# START OF Input for this task

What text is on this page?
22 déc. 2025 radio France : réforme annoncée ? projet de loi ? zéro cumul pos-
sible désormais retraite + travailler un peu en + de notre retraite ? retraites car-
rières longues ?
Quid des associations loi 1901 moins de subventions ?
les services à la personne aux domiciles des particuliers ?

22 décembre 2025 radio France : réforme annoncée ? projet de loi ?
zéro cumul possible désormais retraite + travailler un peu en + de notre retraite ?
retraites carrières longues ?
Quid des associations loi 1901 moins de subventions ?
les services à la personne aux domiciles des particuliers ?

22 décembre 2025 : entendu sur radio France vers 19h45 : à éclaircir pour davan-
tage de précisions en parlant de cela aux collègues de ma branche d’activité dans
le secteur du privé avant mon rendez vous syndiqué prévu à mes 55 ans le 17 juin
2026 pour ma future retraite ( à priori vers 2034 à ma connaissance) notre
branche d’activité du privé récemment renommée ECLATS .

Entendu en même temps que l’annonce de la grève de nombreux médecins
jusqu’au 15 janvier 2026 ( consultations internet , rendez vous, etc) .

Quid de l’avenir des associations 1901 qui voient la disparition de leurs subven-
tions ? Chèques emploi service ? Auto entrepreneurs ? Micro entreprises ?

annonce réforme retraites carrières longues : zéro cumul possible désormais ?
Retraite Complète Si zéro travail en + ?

# END OF Input for this task
# START OF Input for this task

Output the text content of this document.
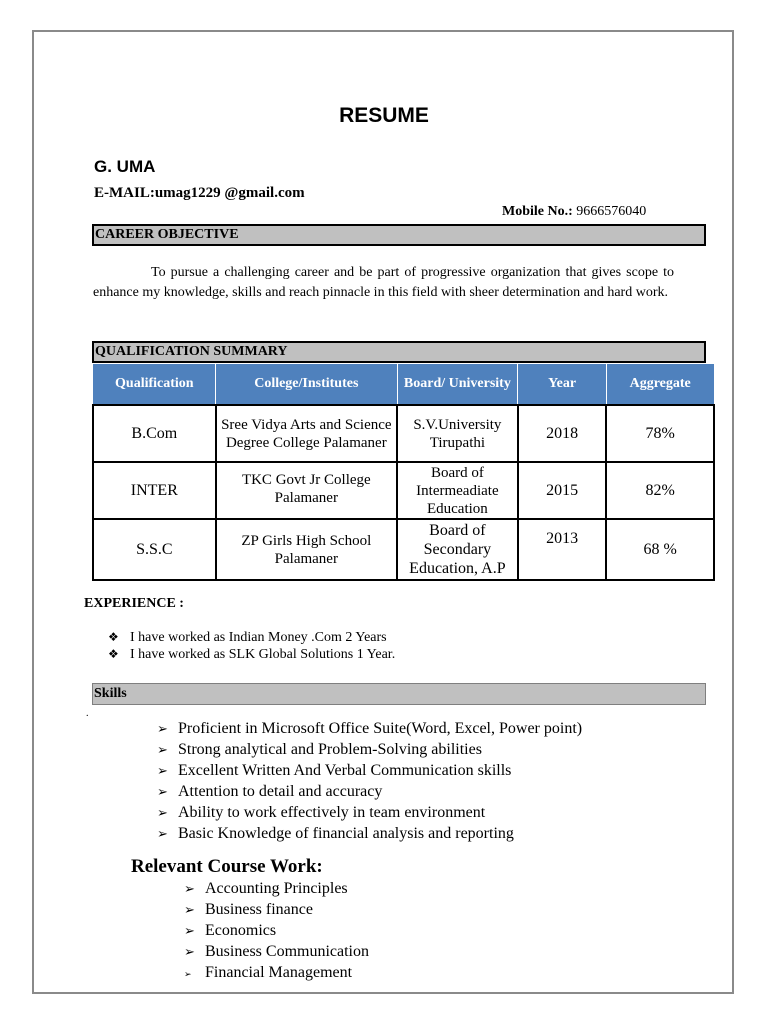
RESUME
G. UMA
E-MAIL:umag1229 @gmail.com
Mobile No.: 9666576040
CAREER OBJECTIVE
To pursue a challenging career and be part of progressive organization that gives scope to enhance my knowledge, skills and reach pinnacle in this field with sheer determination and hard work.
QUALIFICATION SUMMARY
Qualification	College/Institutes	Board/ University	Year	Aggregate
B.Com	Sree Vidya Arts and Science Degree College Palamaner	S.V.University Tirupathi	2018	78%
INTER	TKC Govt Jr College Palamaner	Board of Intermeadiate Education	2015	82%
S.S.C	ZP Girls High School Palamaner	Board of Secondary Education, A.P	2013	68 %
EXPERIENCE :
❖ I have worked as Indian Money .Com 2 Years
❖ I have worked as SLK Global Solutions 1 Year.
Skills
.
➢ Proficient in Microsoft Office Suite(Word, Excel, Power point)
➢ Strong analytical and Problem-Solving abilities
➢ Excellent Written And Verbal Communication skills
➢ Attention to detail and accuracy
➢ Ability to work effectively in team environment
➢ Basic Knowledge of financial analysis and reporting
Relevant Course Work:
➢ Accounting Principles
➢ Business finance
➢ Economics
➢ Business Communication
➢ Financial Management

# END OF Input for this task
# START OF Input for this task

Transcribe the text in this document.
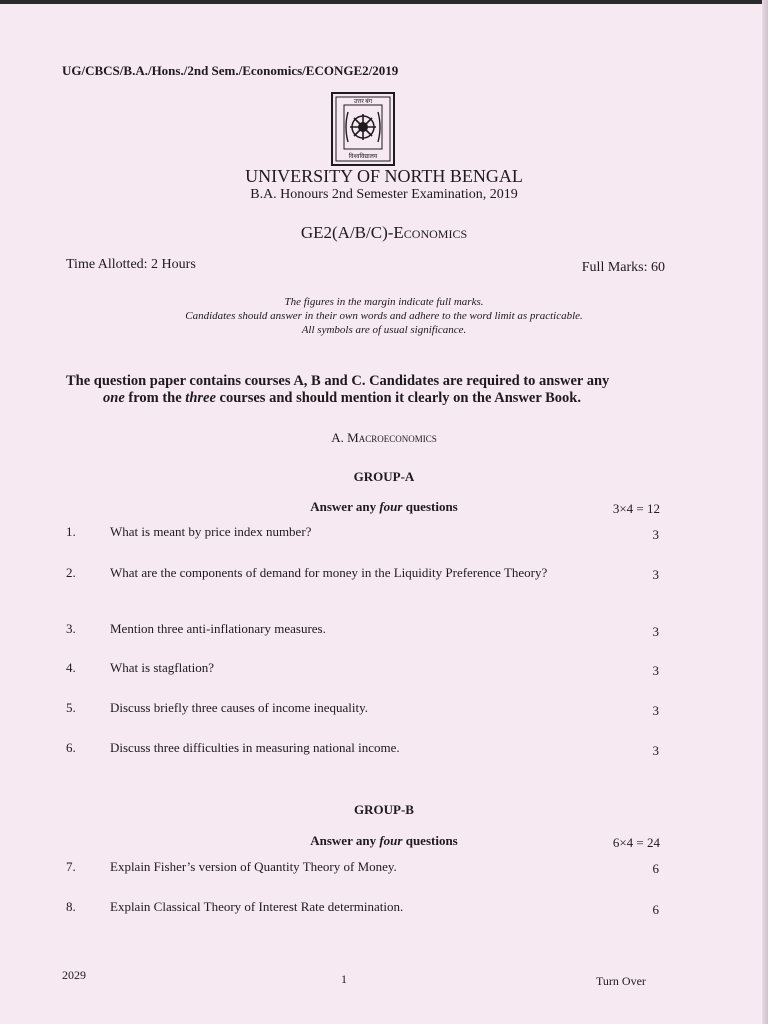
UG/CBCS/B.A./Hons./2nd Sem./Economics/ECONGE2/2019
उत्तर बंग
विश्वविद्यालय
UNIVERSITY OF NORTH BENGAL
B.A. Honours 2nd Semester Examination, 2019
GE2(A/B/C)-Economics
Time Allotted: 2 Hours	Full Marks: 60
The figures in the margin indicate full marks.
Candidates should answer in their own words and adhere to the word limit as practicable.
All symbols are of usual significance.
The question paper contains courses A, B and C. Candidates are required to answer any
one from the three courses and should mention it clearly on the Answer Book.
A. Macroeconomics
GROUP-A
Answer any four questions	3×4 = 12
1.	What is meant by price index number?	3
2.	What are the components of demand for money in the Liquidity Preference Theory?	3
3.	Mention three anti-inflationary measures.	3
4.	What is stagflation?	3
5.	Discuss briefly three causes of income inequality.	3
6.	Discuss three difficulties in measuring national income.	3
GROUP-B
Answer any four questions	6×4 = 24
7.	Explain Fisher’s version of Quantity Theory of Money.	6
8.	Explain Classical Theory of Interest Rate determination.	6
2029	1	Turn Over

# END OF Input for this task

__What this task involves__.
Your answer should be one number: the count of lines in the data above that include the word "vous".

__Reply to the exercise__.
2